**Task goal**
Work out how many lines of the listing hold the string "outdoor". Answer with that number alone.

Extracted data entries
START

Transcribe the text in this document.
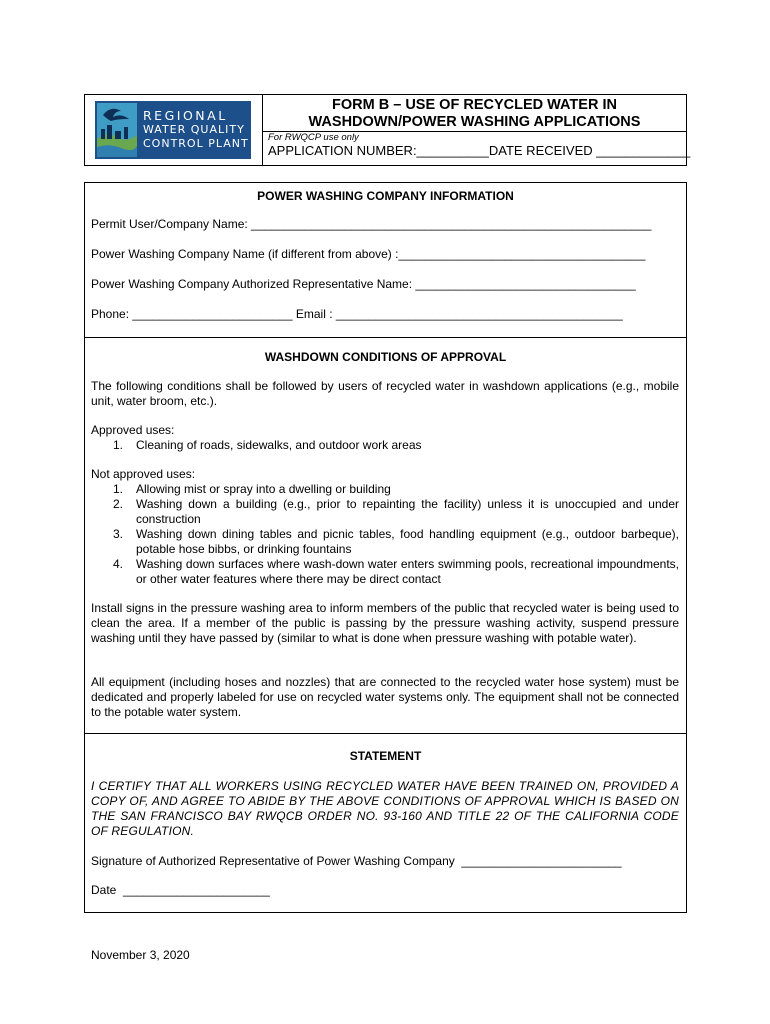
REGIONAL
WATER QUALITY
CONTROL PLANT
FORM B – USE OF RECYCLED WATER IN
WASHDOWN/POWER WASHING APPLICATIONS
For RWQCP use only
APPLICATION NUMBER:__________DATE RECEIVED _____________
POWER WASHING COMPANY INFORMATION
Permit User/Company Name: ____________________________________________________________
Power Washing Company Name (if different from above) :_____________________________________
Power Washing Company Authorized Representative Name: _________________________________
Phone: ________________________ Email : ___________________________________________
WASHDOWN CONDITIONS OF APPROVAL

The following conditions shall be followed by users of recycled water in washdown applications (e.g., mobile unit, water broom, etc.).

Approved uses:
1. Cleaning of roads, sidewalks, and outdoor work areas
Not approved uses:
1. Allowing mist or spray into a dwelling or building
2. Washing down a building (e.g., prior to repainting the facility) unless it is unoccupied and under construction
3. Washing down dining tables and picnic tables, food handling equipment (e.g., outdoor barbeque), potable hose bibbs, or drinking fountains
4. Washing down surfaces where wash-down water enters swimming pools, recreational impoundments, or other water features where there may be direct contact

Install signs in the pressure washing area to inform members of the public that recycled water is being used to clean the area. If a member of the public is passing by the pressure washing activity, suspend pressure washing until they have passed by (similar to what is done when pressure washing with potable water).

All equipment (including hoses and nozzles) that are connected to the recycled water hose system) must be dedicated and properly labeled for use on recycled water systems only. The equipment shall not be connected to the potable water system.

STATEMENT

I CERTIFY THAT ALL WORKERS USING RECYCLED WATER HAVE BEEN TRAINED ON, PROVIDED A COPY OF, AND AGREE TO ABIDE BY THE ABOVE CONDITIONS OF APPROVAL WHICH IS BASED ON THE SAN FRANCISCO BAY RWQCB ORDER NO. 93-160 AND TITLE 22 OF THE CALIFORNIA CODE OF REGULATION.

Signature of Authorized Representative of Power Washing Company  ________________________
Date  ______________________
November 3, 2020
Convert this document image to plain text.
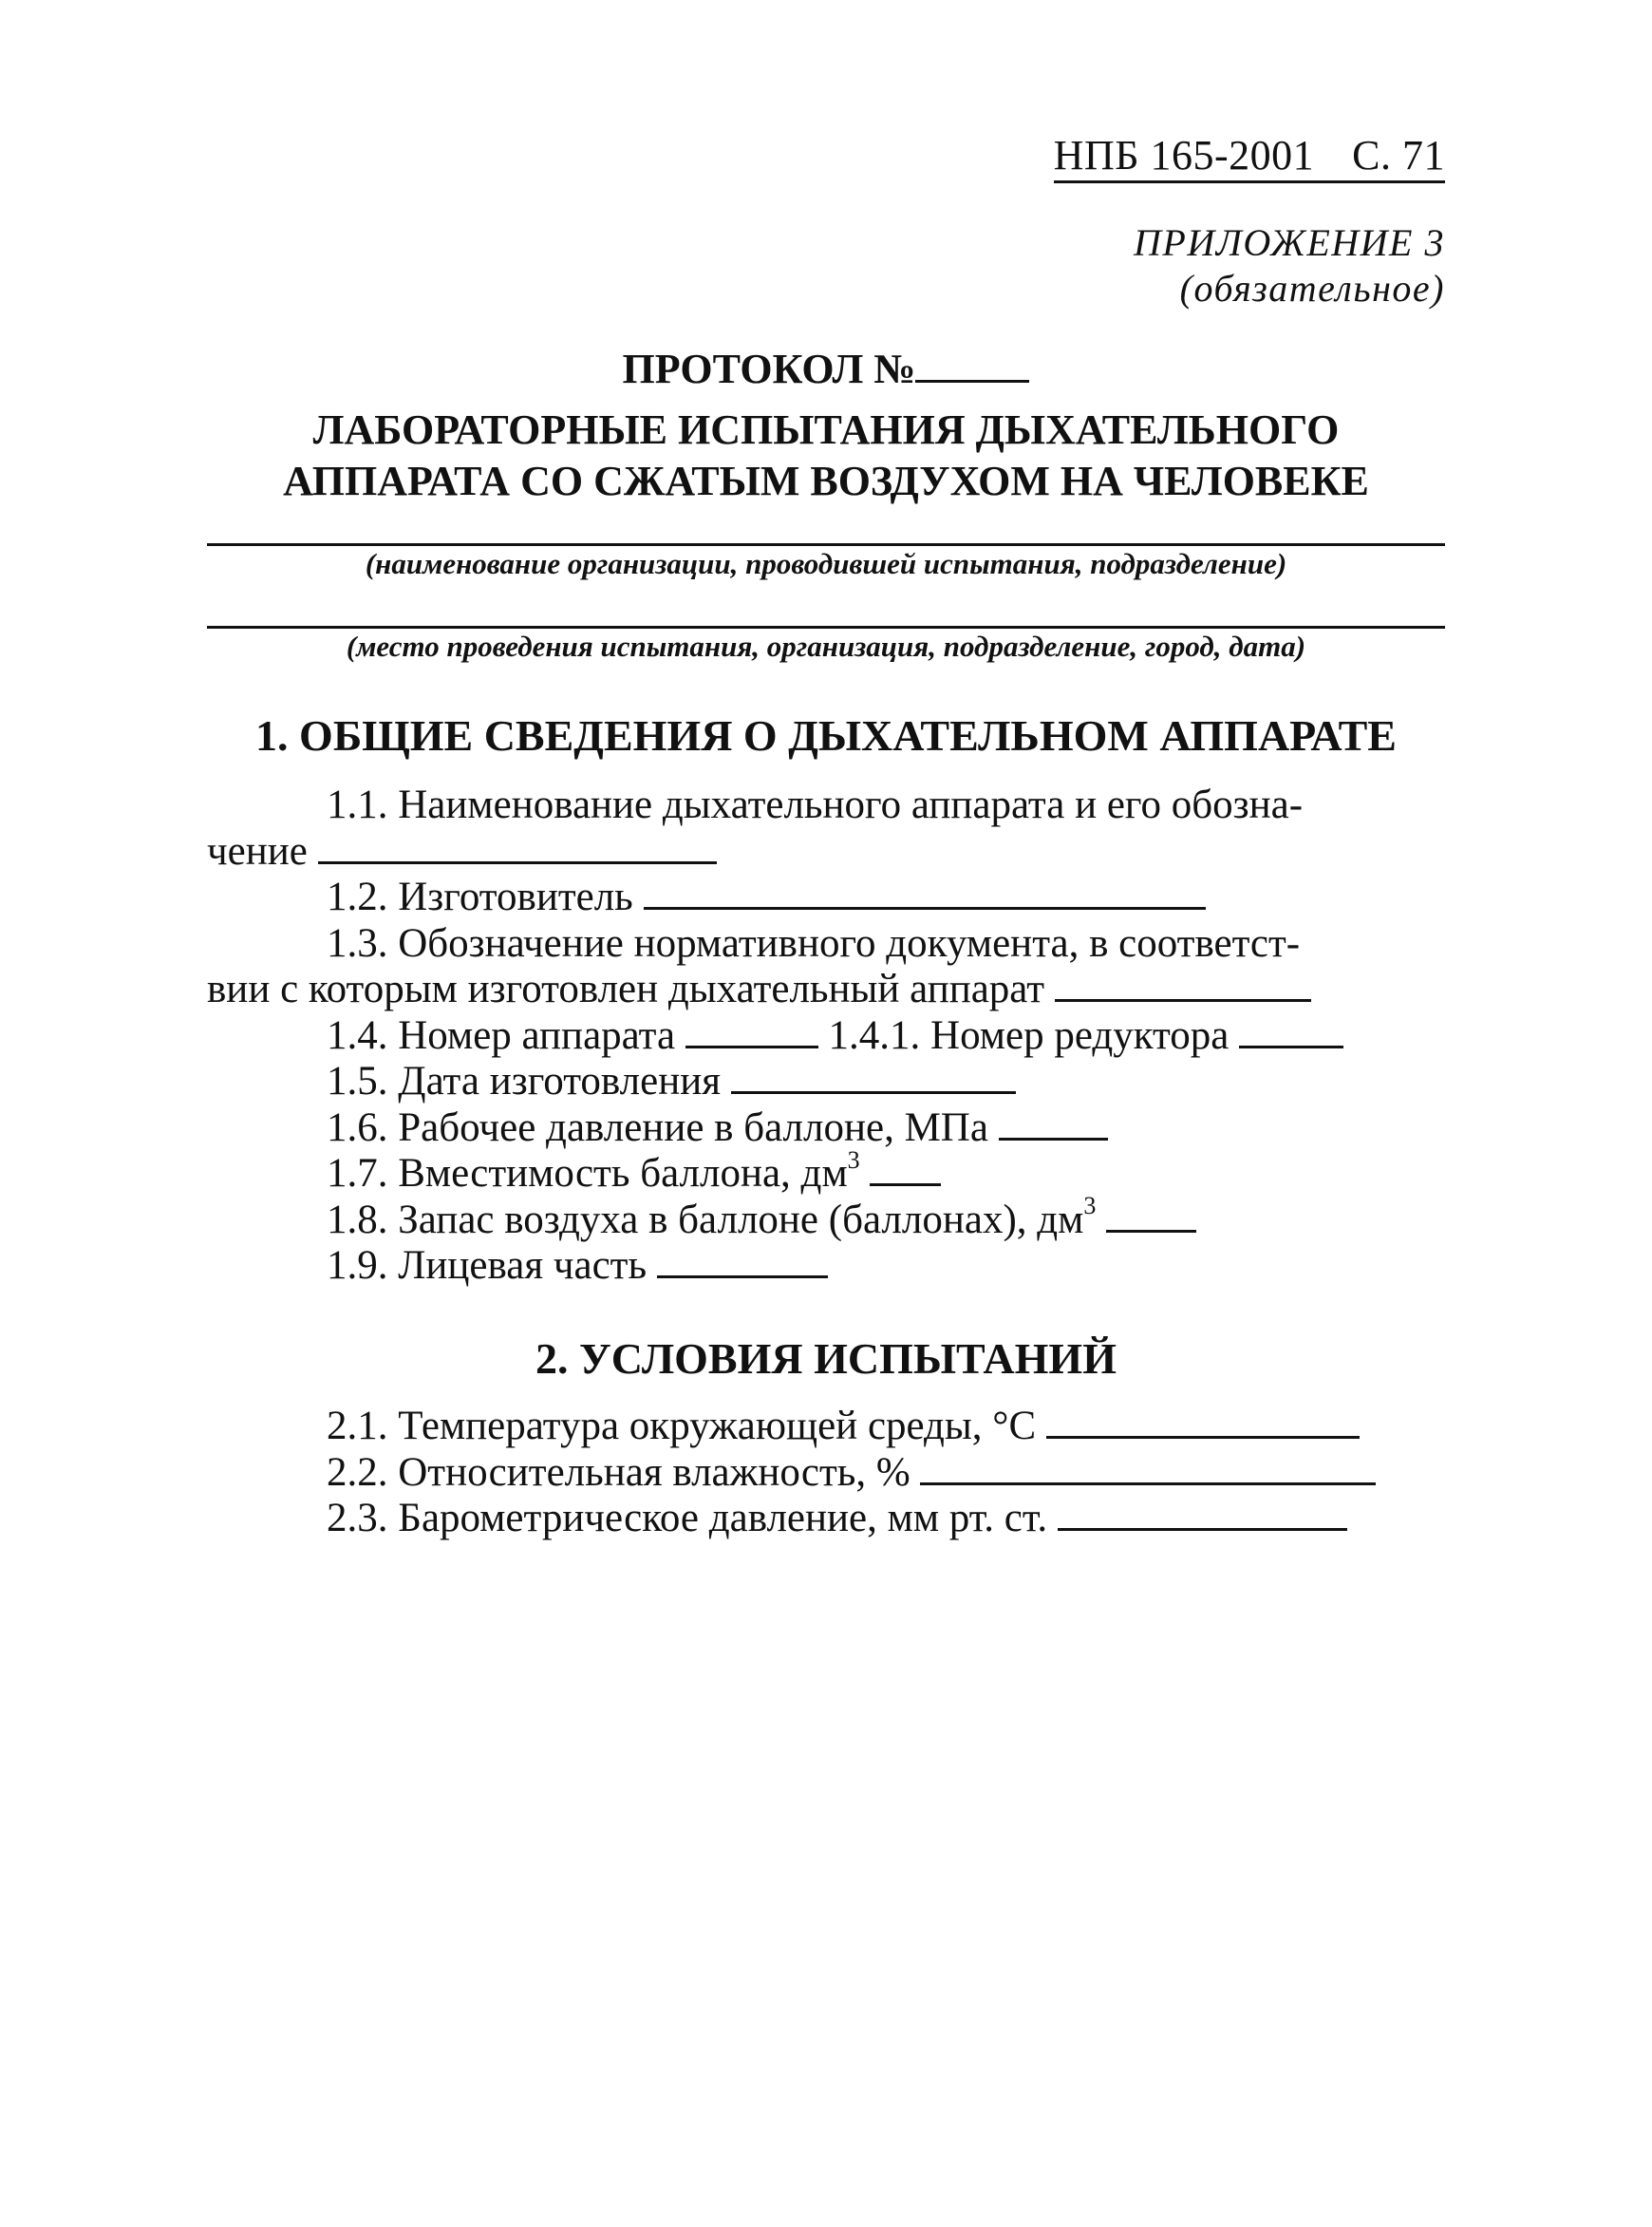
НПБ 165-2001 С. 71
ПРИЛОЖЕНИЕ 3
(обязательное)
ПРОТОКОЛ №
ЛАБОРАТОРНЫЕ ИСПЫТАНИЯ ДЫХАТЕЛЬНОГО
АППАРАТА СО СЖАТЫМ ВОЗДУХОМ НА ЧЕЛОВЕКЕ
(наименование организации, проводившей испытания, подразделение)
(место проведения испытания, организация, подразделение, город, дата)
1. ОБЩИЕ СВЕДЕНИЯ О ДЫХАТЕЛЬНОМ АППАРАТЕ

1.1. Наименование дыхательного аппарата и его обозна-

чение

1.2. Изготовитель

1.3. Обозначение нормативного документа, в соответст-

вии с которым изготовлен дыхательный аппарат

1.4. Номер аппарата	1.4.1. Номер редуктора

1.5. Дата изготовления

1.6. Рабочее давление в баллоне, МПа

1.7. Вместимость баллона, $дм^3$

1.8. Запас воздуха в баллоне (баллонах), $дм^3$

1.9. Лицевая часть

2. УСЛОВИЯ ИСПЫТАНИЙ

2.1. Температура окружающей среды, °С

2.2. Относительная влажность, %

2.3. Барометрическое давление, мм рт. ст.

END

**Final answer**
2